-- Start RECORDS --

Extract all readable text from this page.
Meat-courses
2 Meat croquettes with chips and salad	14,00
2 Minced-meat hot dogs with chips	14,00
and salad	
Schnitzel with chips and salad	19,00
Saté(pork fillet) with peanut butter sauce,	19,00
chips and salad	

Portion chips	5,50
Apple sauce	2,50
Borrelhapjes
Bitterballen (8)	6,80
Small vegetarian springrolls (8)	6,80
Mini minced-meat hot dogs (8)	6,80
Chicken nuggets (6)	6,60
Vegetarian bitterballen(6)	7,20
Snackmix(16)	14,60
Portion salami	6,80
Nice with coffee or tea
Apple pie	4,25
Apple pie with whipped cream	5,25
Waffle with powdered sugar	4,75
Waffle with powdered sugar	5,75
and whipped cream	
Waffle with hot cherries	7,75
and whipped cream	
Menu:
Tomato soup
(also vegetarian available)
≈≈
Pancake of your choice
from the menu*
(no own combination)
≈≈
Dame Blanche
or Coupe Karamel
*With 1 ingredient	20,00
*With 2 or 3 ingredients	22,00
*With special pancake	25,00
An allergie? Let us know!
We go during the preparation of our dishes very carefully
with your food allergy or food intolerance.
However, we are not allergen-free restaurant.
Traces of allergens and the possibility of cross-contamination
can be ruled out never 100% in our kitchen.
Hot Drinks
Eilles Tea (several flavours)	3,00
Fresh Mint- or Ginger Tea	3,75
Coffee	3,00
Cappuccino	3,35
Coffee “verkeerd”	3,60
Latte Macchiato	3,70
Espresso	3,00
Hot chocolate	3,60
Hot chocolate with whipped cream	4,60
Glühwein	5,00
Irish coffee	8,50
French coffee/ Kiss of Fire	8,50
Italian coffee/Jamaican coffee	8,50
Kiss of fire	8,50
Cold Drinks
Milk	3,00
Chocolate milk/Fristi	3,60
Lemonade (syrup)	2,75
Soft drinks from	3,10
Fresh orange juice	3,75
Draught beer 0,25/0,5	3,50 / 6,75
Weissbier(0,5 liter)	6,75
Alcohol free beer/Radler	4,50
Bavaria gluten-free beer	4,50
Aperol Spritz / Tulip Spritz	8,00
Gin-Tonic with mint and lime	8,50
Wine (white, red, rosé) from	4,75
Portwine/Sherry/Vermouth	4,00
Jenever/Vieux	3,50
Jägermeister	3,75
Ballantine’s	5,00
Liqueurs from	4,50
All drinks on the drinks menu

-- End RECORDS --

YOUR OBJECTIVE: Using the listing above, reproduce each line without omission.

WRITTEN ANSWER:
Extract all readable text from this page.
Meat-courses
2 Meat croquettes with chips and salad	14,00
2 Minced-meat hot dogs with chips	14,00
and salad	
Schnitzel with chips and salad	19,00
Saté(pork fillet) with peanut butter sauce,	19,00
chips and salad	

Portion chips	5,50
Apple sauce	2,50
Borrelhapjes
Bitterballen (8)	6,80
Small vegetarian springrolls (8)	6,80
Mini minced-meat hot dogs (8)	6,80
Chicken nuggets (6)	6,60
Vegetarian bitterballen(6)	7,20
Snackmix(16)	14,60
Portion salami	6,80
Nice with coffee or tea
Apple pie	4,25
Apple pie with whipped cream	5,25
Waffle with powdered sugar	4,75
Waffle with powdered sugar	5,75
and whipped cream	
Waffle with hot cherries	7,75
and whipped cream	
Menu:
Tomato soup
(also vegetarian available)
≈≈
Pancake of your choice
from the menu*
(no own combination)
≈≈
Dame Blanche
or Coupe Karamel
*With 1 ingredient	20,00
*With 2 or 3 ingredients	22,00
*With special pancake	25,00
An allergie? Let us know!
We go during the preparation of our dishes very carefully
with your food allergy or food intolerance.
However, we are not allergen-free restaurant.
Traces of allergens and the possibility of cross-contamination
can be ruled out never 100% in our kitchen.
Hot Drinks
Eilles Tea (several flavours)	3,00
Fresh Mint- or Ginger Tea	3,75
Coffee	3,00
Cappuccino	3,35
Coffee “verkeerd”	3,60
Latte Macchiato	3,70
Espresso	3,00
Hot chocolate	3,60
Hot chocolate with whipped cream	4,60
Glühwein	5,00
Irish coffee	8,50
French coffee/ Kiss of Fire	8,50
Italian coffee/Jamaican coffee	8,50
Kiss of fire	8,50
Cold Drinks
Milk	3,00
Chocolate milk/Fristi	3,60
Lemonade (syrup)	2,75
Soft drinks from	3,10
Fresh orange juice	3,75
Draught beer 0,25/0,5	3,50 / 6,75
Weissbier(0,5 liter)	6,75
Alcohol free beer/Radler	4,50
Bavaria gluten-free beer	4,50
Aperol Spritz / Tulip Spritz	8,00
Gin-Tonic with mint and lime	8,50
Wine (white, red, rosé) from	4,75
Portwine/Sherry/Vermouth	4,00
Jenever/Vieux	3,50
Jägermeister	3,75
Ballantine’s	5,00
Liqueurs from	4,50
All drinks on the drinks menu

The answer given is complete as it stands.